─── RAW RECORDS

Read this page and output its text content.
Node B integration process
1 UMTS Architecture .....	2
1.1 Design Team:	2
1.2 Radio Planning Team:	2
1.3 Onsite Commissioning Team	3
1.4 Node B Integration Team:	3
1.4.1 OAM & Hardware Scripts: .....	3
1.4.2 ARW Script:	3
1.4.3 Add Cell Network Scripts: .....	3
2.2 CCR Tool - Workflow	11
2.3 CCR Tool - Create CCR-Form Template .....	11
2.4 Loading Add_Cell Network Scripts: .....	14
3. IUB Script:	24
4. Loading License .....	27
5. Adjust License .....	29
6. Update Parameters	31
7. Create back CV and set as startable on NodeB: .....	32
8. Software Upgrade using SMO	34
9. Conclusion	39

──────
─── RAW RECORDS

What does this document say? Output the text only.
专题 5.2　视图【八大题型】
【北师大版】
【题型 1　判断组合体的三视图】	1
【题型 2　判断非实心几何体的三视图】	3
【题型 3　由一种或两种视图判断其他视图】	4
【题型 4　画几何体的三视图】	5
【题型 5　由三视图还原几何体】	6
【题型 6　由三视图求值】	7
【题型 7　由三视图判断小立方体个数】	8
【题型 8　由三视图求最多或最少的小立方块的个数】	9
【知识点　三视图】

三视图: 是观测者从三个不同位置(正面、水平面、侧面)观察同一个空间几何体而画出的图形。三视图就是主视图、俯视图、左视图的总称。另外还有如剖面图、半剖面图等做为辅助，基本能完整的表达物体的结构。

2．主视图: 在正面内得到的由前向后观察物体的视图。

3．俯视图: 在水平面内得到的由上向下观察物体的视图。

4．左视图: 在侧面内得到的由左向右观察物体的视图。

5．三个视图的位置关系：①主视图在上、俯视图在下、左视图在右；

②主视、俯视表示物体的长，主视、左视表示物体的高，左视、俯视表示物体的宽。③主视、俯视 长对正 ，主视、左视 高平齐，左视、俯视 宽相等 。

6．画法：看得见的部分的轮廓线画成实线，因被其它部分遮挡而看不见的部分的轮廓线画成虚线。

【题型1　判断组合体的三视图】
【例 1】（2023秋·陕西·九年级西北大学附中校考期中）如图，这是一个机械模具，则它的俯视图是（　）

──────
─── RAW RECORDS

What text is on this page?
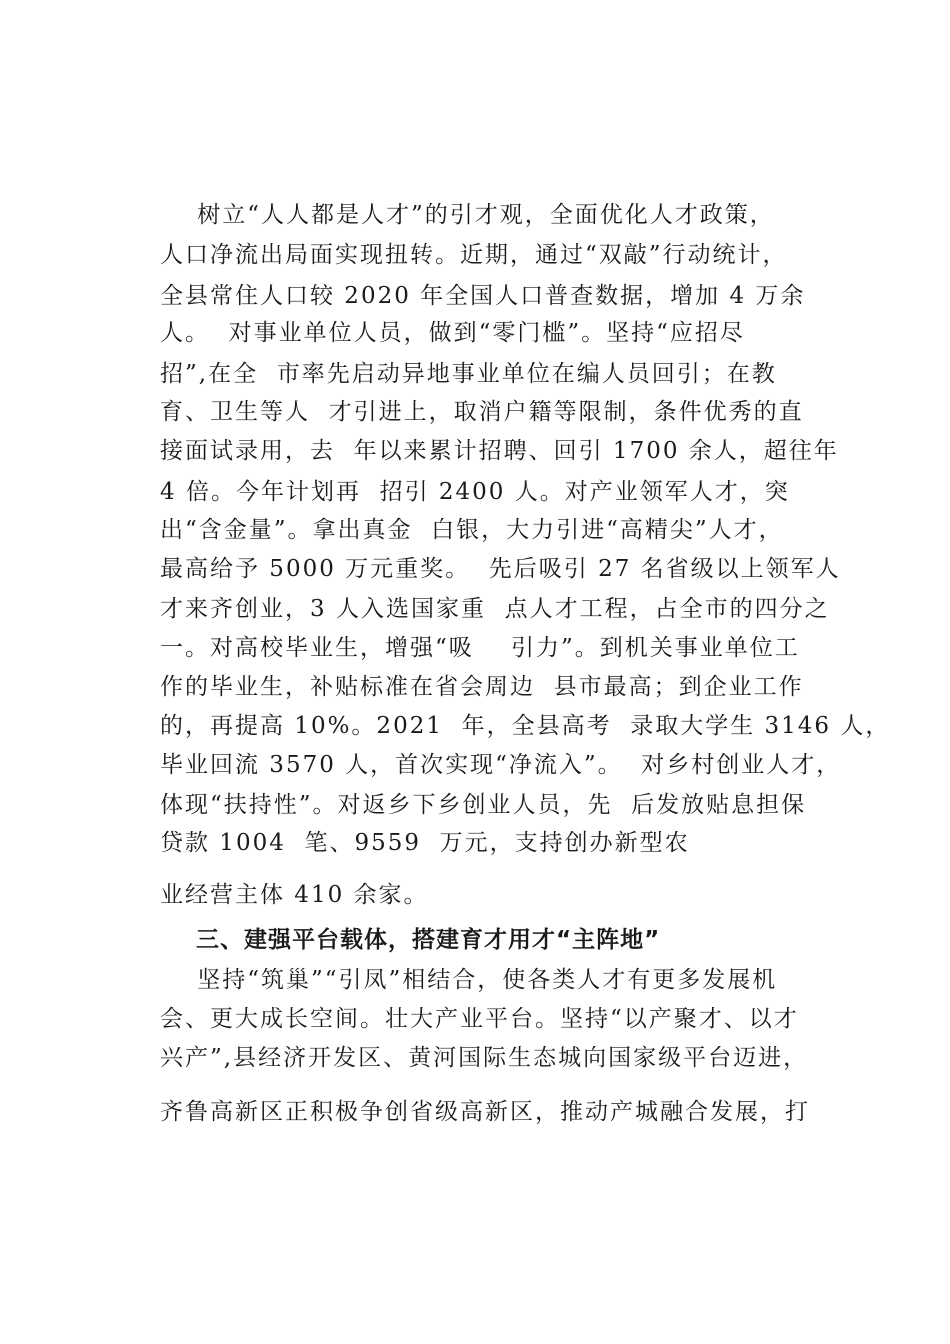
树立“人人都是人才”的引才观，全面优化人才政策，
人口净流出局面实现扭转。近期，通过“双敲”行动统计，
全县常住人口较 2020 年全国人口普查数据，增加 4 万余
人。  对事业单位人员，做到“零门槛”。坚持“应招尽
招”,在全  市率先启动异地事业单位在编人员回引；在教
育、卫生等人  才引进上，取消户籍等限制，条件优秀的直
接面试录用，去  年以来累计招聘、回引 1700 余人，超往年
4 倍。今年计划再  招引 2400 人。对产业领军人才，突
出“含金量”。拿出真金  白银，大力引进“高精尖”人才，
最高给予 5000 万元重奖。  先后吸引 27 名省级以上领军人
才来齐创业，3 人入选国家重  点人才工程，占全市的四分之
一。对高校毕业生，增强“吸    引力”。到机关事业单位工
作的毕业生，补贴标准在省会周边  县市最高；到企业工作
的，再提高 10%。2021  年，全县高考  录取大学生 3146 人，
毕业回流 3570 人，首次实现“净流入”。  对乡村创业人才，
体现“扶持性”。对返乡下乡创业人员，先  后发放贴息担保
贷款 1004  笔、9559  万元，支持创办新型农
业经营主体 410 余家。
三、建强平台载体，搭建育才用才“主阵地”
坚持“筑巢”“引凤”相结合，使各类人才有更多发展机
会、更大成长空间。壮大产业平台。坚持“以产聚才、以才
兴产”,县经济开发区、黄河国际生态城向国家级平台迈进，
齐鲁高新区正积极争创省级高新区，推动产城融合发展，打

──────

→ **REQUIREMENTS**:
Whichever lines contain the string "License", select and copy them.

→ **COMPLETE OUTPUT**:
4. Loading License .....	27
5. Adjust License .....	29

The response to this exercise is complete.